* Start SUPPLIED INFORMATION *

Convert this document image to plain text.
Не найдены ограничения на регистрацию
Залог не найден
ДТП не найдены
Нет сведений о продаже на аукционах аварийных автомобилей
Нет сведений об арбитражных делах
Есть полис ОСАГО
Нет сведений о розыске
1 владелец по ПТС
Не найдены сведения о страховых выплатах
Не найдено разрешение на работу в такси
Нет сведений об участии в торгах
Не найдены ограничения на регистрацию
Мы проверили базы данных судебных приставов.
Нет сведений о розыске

* End SUPPLIED INFORMATION *

__TASK DETAILS__: Extract each line of the listing above, copying it word for word.

__EXERCISE RESPONSE__:
Convert this document image to plain text.
Не найдены ограничения на регистрацию
Залог не найден
ДТП не найдены
Нет сведений о продаже на аукционах аварийных автомобилей
Нет сведений об арбитражных делах
Есть полис ОСАГО
Нет сведений о розыске
1 владелец по ПТС
Не найдены сведения о страховых выплатах
Не найдено разрешение на работу в такси
Нет сведений об участии в торгах
Не найдены ограничения на регистрацию
Мы проверили базы данных судебных приставов.
Нет сведений о розыске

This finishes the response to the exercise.